Collected data
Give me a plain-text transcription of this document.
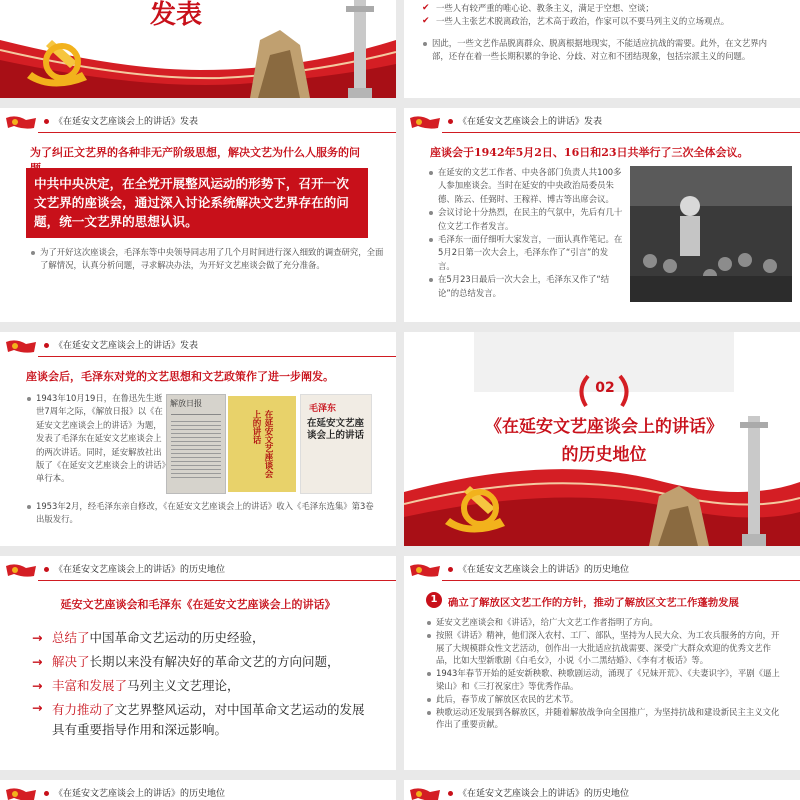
发表	✔ 一些人有较严重的唯心论、教条主义，满足于空想、空谈；
✔ 一些人主张艺术脱离政治，艺术高于政治，作家可以不要马列主义的立场观点。
因此，一些文艺作品脱离群众、脱离根据地现实，不能适应抗战的需要。此外，在文艺界内部，还存在着一些长期积累的争论、分歧、对立和不团结现象，包括宗派主义的问题。
《在延安文艺座谈会上的讲话》发表
为了纠正文艺界的各种非无产阶级思想，解决文艺为什么人服务的问
中共中央决定，在全党开展整风运动的形势下，召开一次文艺界的座谈会，通过深入讨论系统解决文艺界存在的问题，统一文艺界的思想认识。
为了开好这次座谈会，毛泽东等中央领导同志用了几个月时间进行深入细致的调查研究，全面了解情况，认真分析问题，寻求解决办法，为开好文艺座谈会做了充分准备。
《在延安文艺座谈会上的讲话》发表
座谈会于1942年5月2日、16日和23日共举行了三次全体会议。
在延安的文艺工作者、中央各部门负责人共100多人参加座谈会。当时在延安的中央政治局委员朱德、陈云、任弼时、王稼祥、博古等出席会议。
会议讨论十分热烈，在民主的气氛中，先后有几十位文艺工作者发言。
毛泽东一面仔细听大家发言，一面认真作笔记。在5月2日第一次大会上，毛泽东作了“引言”的发言。
在5月23日最后一次大会上，毛泽东又作了“结论”的总结发言。
《在延安文艺座谈会上的讲话》发表
座谈会后，毛泽东对党的文艺思想和文艺政策作了进一步阐发。
1943年10月19日，在鲁迅先生逝世7周年之际，《解放日报》以《在延安文艺座谈会上的讲话》为题，发表了毛泽东在延安文艺座谈会上的两次讲话。同时，延安解放社出版了《在延安文艺座谈会上的讲话》单行本。
1953年2月，经毛泽东亲自修改，《在延安文艺座谈会上的讲话》收入《毛泽东选集》第3卷出版发行。
解放日报
在延安文艺座谈会上的讲话
毛泽东
在延安文艺座谈会上的讲话
02
《在延安文艺座谈会上的讲话》
的历史地位
《在延安文艺座谈会上的讲话》的历史地位
延安文艺座谈会和毛泽东《在延安文艺座谈会上的讲话》
→ 总结了中国革命文艺运动的历史经验，
→ 解决了长期以来没有解决好的革命文艺的方向问题，
→ 丰富和发展了马列主义文艺理论，
→ 有力推动了文艺界整风运动，对中国革命文艺运动的发展具有重要指导作用和深远影响。
《在延安文艺座谈会上的讲话》的历史地位
1	确立了解放区文艺工作的方针，推动了解放区文艺工作蓬勃发展
延安文艺座谈会和《讲话》，给广大文艺工作者指明了方向。
按照《讲话》精神，他们深入农村、工厂、部队，坚持为人民大众、为工农兵服务的方向，开展了大规模群众性文艺活动，创作出一大批适应抗战需要、深受广大群众欢迎的优秀文艺作品，比如大型新歌剧《白毛女》，小说《小二黑结婚》、《李有才板话》等。
1943年春节开始的延安新秧歌、秧歌剧运动，涌现了《兄妹开荒》、《夫妻识字》，平剧《逼上梁山》和《三打祝家庄》等优秀作品。
此后，春节成了解放区农民的艺术节。
秧歌运动还发展到各解放区，并随着解放战争向全国推广，为坚持抗战和建设新民主主义文化作出了重要贡献。
《在延安文艺座谈会上的讲话》的历史地位	《在延安文艺座谈会上的讲话》的历史地位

▸ **Do this**: Make an exact copy of all the material, but keep the pictures out of it.

▸ **Solution to the problem**:
Give me a plain-text transcription of this document.
发表	✔ 一些人有较严重的唯心论、教条主义，满足于空想、空谈；
✔ 一些人主张艺术脱离政治，艺术高于政治，作家可以不要马列主义的立场观点。
因此，一些文艺作品脱离群众、脱离根据地现实，不能适应抗战的需要。此外，在文艺界内部，还存在着一些长期积累的争论、分歧、对立和不团结现象，包括宗派主义的问题。
《在延安文艺座谈会上的讲话》发表
为了纠正文艺界的各种非无产阶级思想，解决文艺为什么人服务的问
中共中央决定，在全党开展整风运动的形势下，召开一次文艺界的座谈会，通过深入讨论系统解决文艺界存在的问题，统一文艺界的思想认识。
为了开好这次座谈会，毛泽东等中央领导同志用了几个月时间进行深入细致的调查研究，全面了解情况，认真分析问题，寻求解决办法，为开好文艺座谈会做了充分准备。
《在延安文艺座谈会上的讲话》发表
座谈会于1942年5月2日、16日和23日共举行了三次全体会议。
在延安的文艺工作者、中央各部门负责人共100多人参加座谈会。当时在延安的中央政治局委员朱德、陈云、任弼时、王稼祥、博古等出席会议。
会议讨论十分热烈，在民主的气氛中，先后有几十位文艺工作者发言。
毛泽东一面仔细听大家发言，一面认真作笔记。在5月2日第一次大会上，毛泽东作了“引言”的发言。
在5月23日最后一次大会上，毛泽东又作了“结论”的总结发言。
《在延安文艺座谈会上的讲话》发表
座谈会后，毛泽东对党的文艺思想和文艺政策作了进一步阐发。
1943年10月19日，在鲁迅先生逝世7周年之际，《解放日报》以《在延安文艺座谈会上的讲话》为题，发表了毛泽东在延安文艺座谈会上的两次讲话。同时，延安解放社出版了《在延安文艺座谈会上的讲话》单行本。
1953年2月，经毛泽东亲自修改，《在延安文艺座谈会上的讲话》收入《毛泽东选集》第3卷出版发行。
解放日报
在延安文艺座谈会上的讲话
毛泽东
在延安文艺座谈会上的讲话
02
《在延安文艺座谈会上的讲话》
的历史地位
《在延安文艺座谈会上的讲话》的历史地位
延安文艺座谈会和毛泽东《在延安文艺座谈会上的讲话》
→ 总结了中国革命文艺运动的历史经验，
→ 解决了长期以来没有解决好的革命文艺的方向问题，
→ 丰富和发展了马列主义文艺理论，
→ 有力推动了文艺界整风运动，对中国革命文艺运动的发展具有重要指导作用和深远影响。
《在延安文艺座谈会上的讲话》的历史地位
1	确立了解放区文艺工作的方针，推动了解放区文艺工作蓬勃发展
延安文艺座谈会和《讲话》，给广大文艺工作者指明了方向。
按照《讲话》精神，他们深入农村、工厂、部队，坚持为人民大众、为工农兵服务的方向，开展了大规模群众性文艺活动，创作出一大批适应抗战需要、深受广大群众欢迎的优秀文艺作品，比如大型新歌剧《白毛女》，小说《小二黑结婚》、《李有才板话》等。
1943年春节开始的延安新秧歌、秧歌剧运动，涌现了《兄妹开荒》、《夫妻识字》，平剧《逼上梁山》和《三打祝家庄》等优秀作品。
此后，春节成了解放区农民的艺术节。
秧歌运动还发展到各解放区，并随着解放战争向全国推广，为坚持抗战和建设新民主主义文化作出了重要贡献。
《在延安文艺座谈会上的讲话》的历史地位	《在延安文艺座谈会上的讲话》的历史地位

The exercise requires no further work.